DIRECTION —
Across the listing below, how many lines hold "moment"? Reply with the number by itself.

MATERIAL FOR THE TASK —
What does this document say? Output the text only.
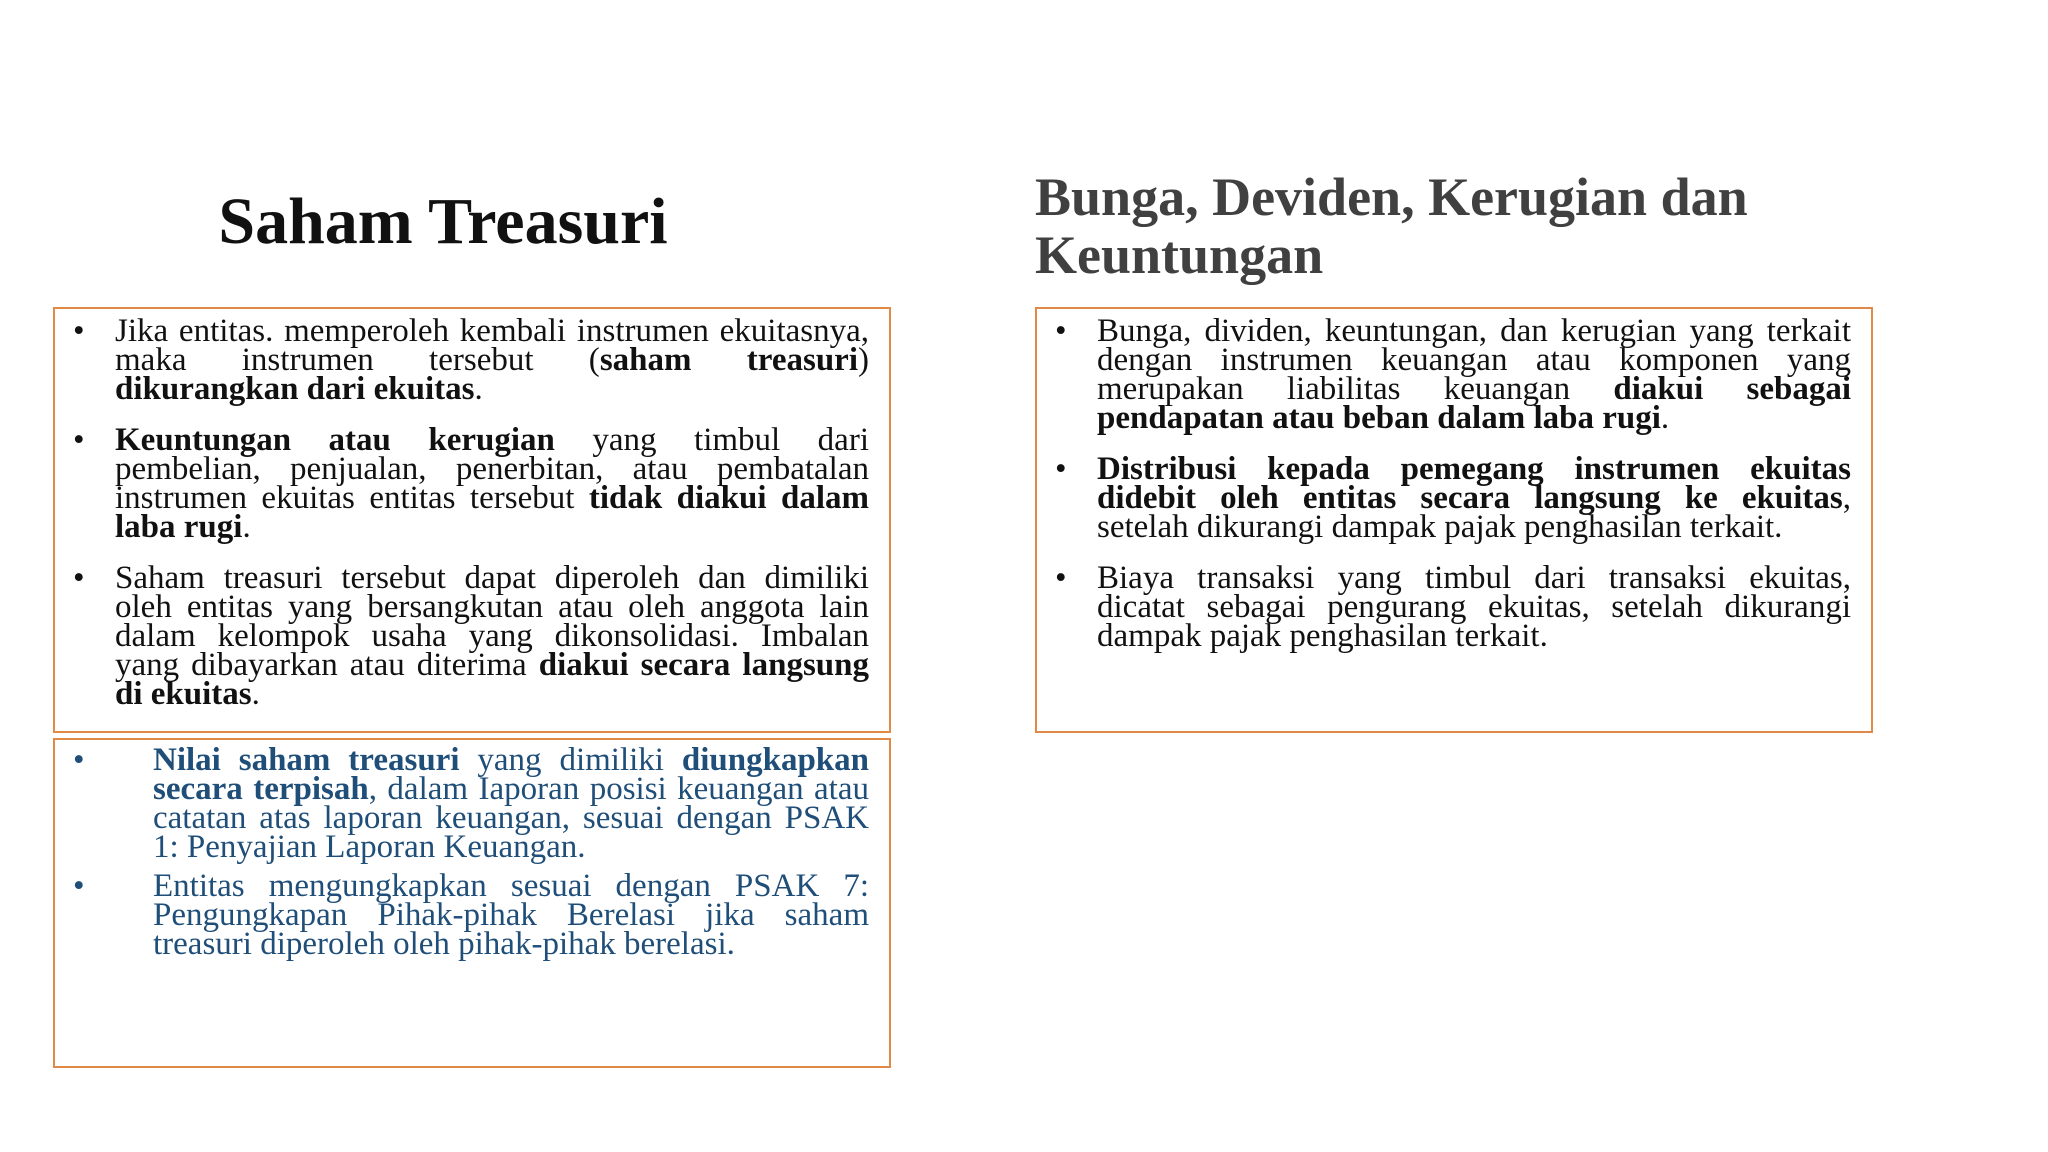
Saham Treasuri	Bunga, Deviden, Kerugian dan Keuntungan
• Jika entitas. memperoleh kembali instrumen ekuitasnya, maka instrumen tersebut (saham treasuri) dikurangkan dari ekuitas.
• Keuntungan atau kerugian yang timbul dari pembelian, penjualan, penerbitan, atau pembatalan instrumen ekuitas entitas tersebut tidak diakui dalam laba rugi.
• Saham treasuri tersebut dapat diperoleh dan dimiliki oleh entitas yang bersangkutan atau oleh anggota lain dalam kelompok usaha yang dikonsolidasi. Imbalan yang dibayarkan atau diterima diakui secara langsung di ekuitas.
• Bunga, dividen, keuntungan, dan kerugian yang terkait dengan instrumen keuangan atau komponen yang merupakan liabilitas keuangan diakui sebagai pendapatan atau beban dalam laba rugi.
• Distribusi kepada pemegang instrumen ekuitas didebit oleh entitas secara langsung ke ekuitas, setelah dikurangi dampak pajak penghasilan terkait.
• Biaya transaksi yang timbul dari transaksi ekuitas, dicatat sebagai pengurang ekuitas, setelah dikurangi dampak pajak penghasilan terkait.
• Nilai saham treasuri yang dimiliki diungkapkan secara terpisah, dalam Iaporan posisi keuangan atau catatan atas laporan keuangan, sesuai dengan PSAK 1: Penyajian Laporan Keuangan.
• Entitas mengungkapkan sesuai dengan PSAK 7: Pengungkapan Pihak-pihak Berelasi jika saham treasuri diperoleh oleh pihak-pihak berelasi.
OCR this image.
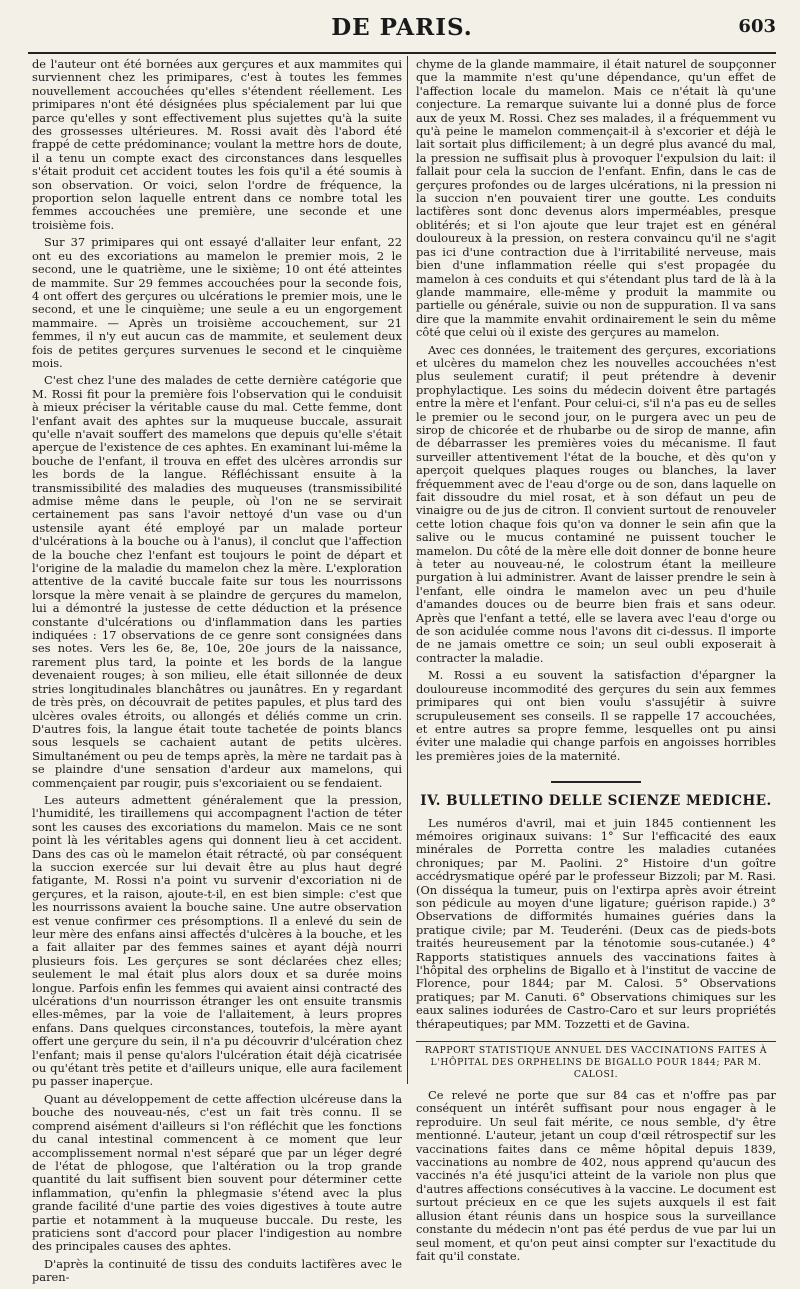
DE PARIS.	603

de l'auteur ont été bornées aux gerçures et aux mammites qui surviennent chez les primipares, c'est à toutes les femmes nouvellement accouchées qu'elles s'étendent réellement. Les primipares n'ont été désignées plus spécialement par lui que parce qu'elles y sont effectivement plus sujettes qu'à la suite des grossesses ultérieures. M. Rossi avait dès l'abord été frappé de cette prédominance; voulant la mettre hors de doute, il a tenu un compte exact des circonstances dans lesquelles s'était produit cet accident toutes les fois qu'il a été soumis à son observation. Or voici, selon l'ordre de fréquence, la proportion selon laquelle entrent dans ce nombre total les femmes accouchées une première, une seconde et une troisième fois.

Sur 37 primipares qui ont essayé d'allaiter leur enfant, 22 ont eu des excoriations au mamelon le premier mois, 2 le second, une le quatrième, une le sixième; 10 ont été atteintes de mammite. Sur 29 femmes accouchées pour la seconde fois, 4 ont offert des gerçures ou ulcérations le premier mois, une le second, et une le cinquième; une seule a eu un engorgement mammaire. — Après un troisième accouchement, sur 21 femmes, il n'y eut aucun cas de mammite, et seulement deux fois de petites gerçures survenues le second et le cinquième mois.

C'est chez l'une des malades de cette dernière catégorie que M. Rossi fit pour la première fois l'observation qui le conduisit à mieux préciser la véritable cause du mal. Cette femme, dont l'enfant avait des aphtes sur la muqueuse buccale, assurait qu'elle n'avait souffert des mamelons que depuis qu'elle s'était aperçue de l'existence de ces aphtes. En examinant lui-même la bouche de l'enfant, il trouva en effet des ulcères arrondis sur les bords de la langue. Réfléchissant ensuite à la transmissibilité des maladies des muqueuses (transmissibilité admise même dans le peuple, où l'on ne se servirait certainement pas sans l'avoir nettoyé d'un vase ou d'un ustensile ayant été employé par un malade porteur d'ulcérations à la bouche ou à l'anus), il conclut que l'affection de la bouche chez l'enfant est toujours le point de départ et l'origine de la maladie du mamelon chez la mère. L'exploration attentive de la cavité buccale faite sur tous les nourrissons lorsque la mère venait à se plaindre de gerçures du mamelon, lui a démontré la justesse de cette déduction et la présence constante d'ulcérations ou d'inflammation dans les parties indiquées : 17 observations de ce genre sont consignées dans ses notes. Vers les 6e, 8e, 10e, 20e jours de la naissance, rarement plus tard, la pointe et les bords de la langue devenaient rouges; à son milieu, elle était sillonnée de deux stries longitudinales blanchâtres ou jaunâtres. En y regardant de très près, on découvrait de petites papules, et plus tard des ulcères ovales étroits, ou allongés et déliés comme un crin. D'autres fois, la langue était toute tachetée de points blancs sous lesquels se cachaient autant de petits ulcères. Simultanément ou peu de temps après, la mère ne tardait pas à se plaindre d'une sensation d'ardeur aux mamelons, qui commençaient par rougir, puis s'excoriaient ou se fendaient.

Les auteurs admettent généralement que la pression, l'humidité, les tiraillemens qui accompagnent l'action de téter sont les causes des excoriations du mamelon. Mais ce ne sont point là les véritables agens qui donnent lieu à cet accident. Dans des cas où le mamelon était rétracté, où par conséquent la succion exercée sur lui devait être au plus haut degré fatigante, M. Rossi n'a point vu survenir d'excoriation ni de gerçures, et la raison, ajoute-t-il, en est bien simple: c'est que les nourrissons avaient la bouche saine. Une autre observation est venue confirmer ces présomptions. Il a enlevé du sein de leur mère des enfans ainsi affectés d'ulcères à la bouche, et les a fait allaiter par des femmes saines et ayant déjà nourri plusieurs fois. Les gerçures se sont déclarées chez elles; seulement le mal était plus alors doux et sa durée moins longue. Parfois enfin les femmes qui avaient ainsi contracté des ulcérations d'un nourrisson étranger les ont ensuite transmis elles-mêmes, par la voie de l'allaitement, à leurs propres enfans. Dans quelques circonstances, toutefois, la mère ayant offert une gerçure du sein, il n'a pu découvrir d'ulcération chez l'enfant; mais il pense qu'alors l'ulcération était déjà cicatrisée ou qu'étant très petite et d'ailleurs unique, elle aura facilement pu passer inaperçue.

Quant au développement de cette affection ulcéreuse dans la bouche des nouveau-nés, c'est un fait très connu. Il se comprend aisément d'ailleurs si l'on réfléchit que les fonctions du canal intestinal commencent à ce moment que leur accomplissement normal n'est séparé que par un léger degré de l'état de phlogose, que l'altération ou la trop grande quantité du lait suffisent bien souvent pour déterminer cette inflammation, qu'enfin la phlegmasie s'étend avec la plus grande facilité d'une partie des voies digestives à toute autre partie et notamment à la muqueuse buccale. Du reste, les praticiens sont d'accord pour placer l'indigestion au nombre des principales causes des aphtes.

D'après la continuité de tissu des conduits lactifères avec le paren-

chyme de la glande mammaire, il était naturel de soupçonner que la mammite n'est qu'une dépendance, qu'un effet de l'affection locale du mamelon. Mais ce n'était là qu'une conjecture. La remarque suivante lui a donné plus de force aux de yeux M. Rossi. Chez ses malades, il a fréquemment vu qu'à peine le mamelon commençait-il à s'excorier et déjà le lait sortait plus difficilement; à un degré plus avancé du mal, la pression ne suffisait plus à provoquer l'expulsion du lait: il fallait pour cela la succion de l'enfant. Enfin, dans le cas de gerçures profondes ou de larges ulcérations, ni la pression ni la succion n'en pouvaient tirer une goutte. Les conduits lactifères sont donc devenus alors imperméables, presque oblitérés; et si l'on ajoute que leur trajet est en général douloureux à la pression, on restera convaincu qu'il ne s'agit pas ici d'une contraction due à l'irritabilité nerveuse, mais bien d'une inflammation réelle qui s'est propagée du mamelon à ces conduits et qui s'étendant plus tard de là à la glande mammaire, elle-même y produit la mammite ou partielle ou générale, suivie ou non de suppuration. Il va sans dire que la mammite envahit ordinairement le sein du même côté que celui où il existe des gerçures au mamelon.

Avec ces données, le traitement des gerçures, excoriations et ulcères du mamelon chez les nouvelles accouchées n'est plus seulement curatif; il peut prétendre à devenir prophylactique. Les soins du médecin doivent être partagés entre la mère et l'enfant. Pour celui-ci, s'il n'a pas eu de selles le premier ou le second jour, on le purgera avec un peu de sirop de chicorée et de rhubarbe ou de sirop de manne, afin de débarrasser les premières voies du mécanisme. Il faut surveiller attentivement l'état de la bouche, et dès qu'on y aperçoit quelques plaques rouges ou blanches, la laver fréquemment avec de l'eau d'orge ou de son, dans laquelle on fait dissoudre du miel rosat, et à son défaut un peu de vinaigre ou de jus de citron. Il convient surtout de renouveler cette lotion chaque fois qu'on va donner le sein afin que la salive ou le mucus contaminé ne puissent toucher le mamelon. Du côté de la mère elle doit donner de bonne heure à teter au nouveau-né, le colostrum étant la meilleure purgation à lui administrer. Avant de laisser prendre le sein à l'enfant, elle oindra le mamelon avec un peu d'huile d'amandes douces ou de beurre bien frais et sans odeur. Après que l'enfant a tetté, elle se lavera avec l'eau d'orge ou de son acidulée comme nous l'avons dit ci-dessus. Il importe de ne jamais omettre ce soin; un seul oubli exposerait à contracter la maladie.

M. Rossi a eu souvent la satisfaction d'épargner la douloureuse incommodité des gerçures du sein aux femmes primipares qui ont bien voulu s'assujétir à suivre scrupuleusement ses conseils. Il se rappelle 17 accouchées, et entre autres sa propre femme, lesquelles ont pu ainsi éviter une maladie qui change parfois en angoisses horribles les premières joies de la maternité.

IV. BULLETINO DELLE SCIENZE MEDICHE.

Les numéros d'avril, mai et juin 1845 contiennent les mémoires originaux suivans: 1° Sur l'efficacité des eaux minérales de Porretta contre les maladies cutanées chroniques; par M. Paolini. 2° Histoire d'un goître accédrysmatique opéré par le professeur Bizzoli; par M. Rasi. (On disséqua la tumeur, puis on l'extirpa après avoir étreint son pédicule au moyen d'une ligature; guérison rapide.) 3° Observations de difformités humaines guéries dans la pratique civile; par M. Teuderéni. (Deux cas de pieds-bots traités heureusement par la ténotomie sous-cutanée.) 4° Rapports statistiques annuels des vaccinations faites à l'hôpital des orphelins de Bigallo et à l'institut de vaccine de Florence, pour 1844; par M. Calosi. 5° Observations pratiques; par M. Canuti. 6° Observations chimiques sur les eaux salines iodurées de Castro-Caro et sur leurs propriétés thérapeutiques; par MM. Tozzetti et de Gavina.

RAPPORT STATISTIQUE ANNUEL DES VACCINATIONS FAITES À L'HÔPITAL DES ORPHELINS DE BIGALLO POUR 1844; PAR M. CALOSI.

Ce relevé ne porte que sur 84 cas et n'offre pas par conséquent un intérêt suffisant pour nous engager à le reproduire. Un seul fait mérite, ce nous semble, d'y être mentionné. L'auteur, jetant un coup d'œil rétrospectif sur les vaccinations faites dans ce même hôpital depuis 1839, vaccinations au nombre de 402, nous apprend qu'aucun des vaccinés n'a été jusqu'ici atteint de la variole non plus que d'autres affections consécutives à la vaccine. Le document est surtout précieux en ce que les sujets auxquels il est fait allusion étant réunis dans un hospice sous la surveillance constante du médecin n'ont pas été perdus de vue par lui un seul moment, et qu'on peut ainsi compter sur l'exactitude du fait qu'il constate.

OUTPUT FOR THIS TASK —
2